(Required task) Wherever "name" appears in a line, list that line.

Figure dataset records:
** START **
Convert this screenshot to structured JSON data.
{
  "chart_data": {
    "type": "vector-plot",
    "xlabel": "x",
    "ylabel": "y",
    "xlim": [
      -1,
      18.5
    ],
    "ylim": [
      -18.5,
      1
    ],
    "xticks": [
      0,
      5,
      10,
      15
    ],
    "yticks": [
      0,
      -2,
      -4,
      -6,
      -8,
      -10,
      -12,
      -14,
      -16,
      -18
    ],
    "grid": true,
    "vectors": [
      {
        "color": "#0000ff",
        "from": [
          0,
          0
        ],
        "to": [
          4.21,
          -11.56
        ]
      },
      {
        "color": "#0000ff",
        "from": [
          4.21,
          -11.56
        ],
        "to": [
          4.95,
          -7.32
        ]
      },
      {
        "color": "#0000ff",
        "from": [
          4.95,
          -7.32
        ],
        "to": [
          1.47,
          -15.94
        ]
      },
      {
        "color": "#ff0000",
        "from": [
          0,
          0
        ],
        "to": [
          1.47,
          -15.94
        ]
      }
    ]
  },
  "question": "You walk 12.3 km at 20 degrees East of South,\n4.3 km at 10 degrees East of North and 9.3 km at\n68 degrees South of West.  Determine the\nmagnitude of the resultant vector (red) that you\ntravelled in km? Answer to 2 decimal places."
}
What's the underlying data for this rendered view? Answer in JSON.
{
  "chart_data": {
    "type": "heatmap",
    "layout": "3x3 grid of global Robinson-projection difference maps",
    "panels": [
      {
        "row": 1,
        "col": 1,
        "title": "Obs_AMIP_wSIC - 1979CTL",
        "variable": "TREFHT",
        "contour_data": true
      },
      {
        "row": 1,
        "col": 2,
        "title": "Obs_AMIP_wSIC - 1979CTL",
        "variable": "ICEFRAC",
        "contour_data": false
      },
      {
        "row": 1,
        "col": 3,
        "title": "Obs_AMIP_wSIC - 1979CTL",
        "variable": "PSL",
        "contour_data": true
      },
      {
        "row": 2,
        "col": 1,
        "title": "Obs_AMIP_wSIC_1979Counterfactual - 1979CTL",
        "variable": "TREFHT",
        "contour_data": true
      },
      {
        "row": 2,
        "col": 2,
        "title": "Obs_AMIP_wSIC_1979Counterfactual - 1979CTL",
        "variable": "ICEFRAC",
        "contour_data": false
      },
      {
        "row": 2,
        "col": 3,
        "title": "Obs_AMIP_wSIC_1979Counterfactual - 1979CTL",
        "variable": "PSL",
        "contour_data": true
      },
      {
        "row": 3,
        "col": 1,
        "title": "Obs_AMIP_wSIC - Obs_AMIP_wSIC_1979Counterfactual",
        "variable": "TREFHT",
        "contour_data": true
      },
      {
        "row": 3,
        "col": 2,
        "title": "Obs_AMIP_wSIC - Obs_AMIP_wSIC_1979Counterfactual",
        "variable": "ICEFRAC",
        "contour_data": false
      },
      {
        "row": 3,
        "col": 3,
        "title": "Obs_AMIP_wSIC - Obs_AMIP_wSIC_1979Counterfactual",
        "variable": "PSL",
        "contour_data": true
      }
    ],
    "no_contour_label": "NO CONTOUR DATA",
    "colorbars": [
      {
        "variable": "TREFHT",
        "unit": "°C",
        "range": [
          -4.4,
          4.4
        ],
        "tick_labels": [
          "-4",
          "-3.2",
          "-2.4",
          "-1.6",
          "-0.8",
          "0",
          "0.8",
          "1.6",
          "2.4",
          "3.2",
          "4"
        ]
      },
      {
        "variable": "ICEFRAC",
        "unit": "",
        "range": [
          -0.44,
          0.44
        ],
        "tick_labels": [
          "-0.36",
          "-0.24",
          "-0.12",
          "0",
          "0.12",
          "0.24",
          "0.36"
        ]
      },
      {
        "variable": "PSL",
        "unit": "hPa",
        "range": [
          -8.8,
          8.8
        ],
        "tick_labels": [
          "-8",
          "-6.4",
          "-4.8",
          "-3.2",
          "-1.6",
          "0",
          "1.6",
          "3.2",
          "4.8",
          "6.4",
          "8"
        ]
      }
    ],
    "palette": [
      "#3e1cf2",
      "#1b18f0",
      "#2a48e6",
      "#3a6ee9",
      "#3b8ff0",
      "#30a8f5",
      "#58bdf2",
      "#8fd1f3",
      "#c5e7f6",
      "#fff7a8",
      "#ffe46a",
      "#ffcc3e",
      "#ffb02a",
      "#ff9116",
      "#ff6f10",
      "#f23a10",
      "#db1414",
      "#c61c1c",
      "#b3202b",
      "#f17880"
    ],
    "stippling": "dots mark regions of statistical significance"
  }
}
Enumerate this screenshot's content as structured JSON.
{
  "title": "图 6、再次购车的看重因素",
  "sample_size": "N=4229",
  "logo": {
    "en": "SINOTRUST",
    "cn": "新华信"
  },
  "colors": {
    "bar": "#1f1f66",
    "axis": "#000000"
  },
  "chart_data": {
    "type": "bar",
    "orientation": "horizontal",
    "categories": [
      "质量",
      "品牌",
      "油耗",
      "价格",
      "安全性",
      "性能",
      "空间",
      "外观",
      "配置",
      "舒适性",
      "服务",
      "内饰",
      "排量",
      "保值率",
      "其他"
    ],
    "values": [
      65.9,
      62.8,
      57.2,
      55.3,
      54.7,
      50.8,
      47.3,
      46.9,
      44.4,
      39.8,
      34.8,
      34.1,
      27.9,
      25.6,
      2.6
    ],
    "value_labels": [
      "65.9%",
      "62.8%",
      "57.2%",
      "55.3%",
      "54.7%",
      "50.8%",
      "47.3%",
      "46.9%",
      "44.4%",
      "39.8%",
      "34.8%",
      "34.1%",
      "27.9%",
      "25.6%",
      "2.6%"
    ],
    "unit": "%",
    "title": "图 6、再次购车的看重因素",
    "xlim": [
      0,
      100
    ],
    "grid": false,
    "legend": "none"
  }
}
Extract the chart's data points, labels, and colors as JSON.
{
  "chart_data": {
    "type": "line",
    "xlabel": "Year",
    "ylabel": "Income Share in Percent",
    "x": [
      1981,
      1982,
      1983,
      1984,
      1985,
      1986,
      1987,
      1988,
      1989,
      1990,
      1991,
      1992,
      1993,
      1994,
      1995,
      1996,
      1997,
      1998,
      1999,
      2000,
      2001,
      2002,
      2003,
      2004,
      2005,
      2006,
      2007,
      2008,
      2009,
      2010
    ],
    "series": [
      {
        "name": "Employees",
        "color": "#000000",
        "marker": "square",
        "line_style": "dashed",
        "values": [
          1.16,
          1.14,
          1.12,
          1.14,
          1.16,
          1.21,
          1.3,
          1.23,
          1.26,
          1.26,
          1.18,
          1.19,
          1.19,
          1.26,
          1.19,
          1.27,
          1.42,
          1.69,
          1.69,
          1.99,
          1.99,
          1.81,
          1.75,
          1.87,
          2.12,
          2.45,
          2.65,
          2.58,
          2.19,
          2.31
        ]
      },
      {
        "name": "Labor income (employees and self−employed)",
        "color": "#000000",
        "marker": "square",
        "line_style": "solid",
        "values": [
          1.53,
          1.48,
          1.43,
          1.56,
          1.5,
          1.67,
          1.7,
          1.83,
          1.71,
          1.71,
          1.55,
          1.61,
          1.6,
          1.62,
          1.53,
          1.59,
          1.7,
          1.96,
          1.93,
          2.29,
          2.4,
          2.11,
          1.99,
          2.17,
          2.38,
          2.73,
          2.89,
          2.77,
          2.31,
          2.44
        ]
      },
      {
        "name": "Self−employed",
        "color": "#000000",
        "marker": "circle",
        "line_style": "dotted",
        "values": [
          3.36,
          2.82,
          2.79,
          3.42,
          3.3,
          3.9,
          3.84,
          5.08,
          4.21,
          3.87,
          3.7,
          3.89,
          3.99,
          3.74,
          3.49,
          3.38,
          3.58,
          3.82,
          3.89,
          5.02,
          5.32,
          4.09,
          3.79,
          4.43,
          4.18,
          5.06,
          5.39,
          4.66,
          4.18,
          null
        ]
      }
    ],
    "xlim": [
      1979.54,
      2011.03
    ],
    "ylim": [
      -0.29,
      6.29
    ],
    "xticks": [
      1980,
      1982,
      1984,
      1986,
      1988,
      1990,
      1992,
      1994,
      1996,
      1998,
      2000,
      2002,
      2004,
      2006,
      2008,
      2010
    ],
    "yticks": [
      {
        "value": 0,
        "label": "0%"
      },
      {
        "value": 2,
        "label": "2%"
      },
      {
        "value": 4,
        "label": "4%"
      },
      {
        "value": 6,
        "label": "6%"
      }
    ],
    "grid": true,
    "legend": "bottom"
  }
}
** END **
(Exercise response)
        "name": "Employees",
        "name": "Labor income (employees and self−employed)",
        "name": "Self−employed",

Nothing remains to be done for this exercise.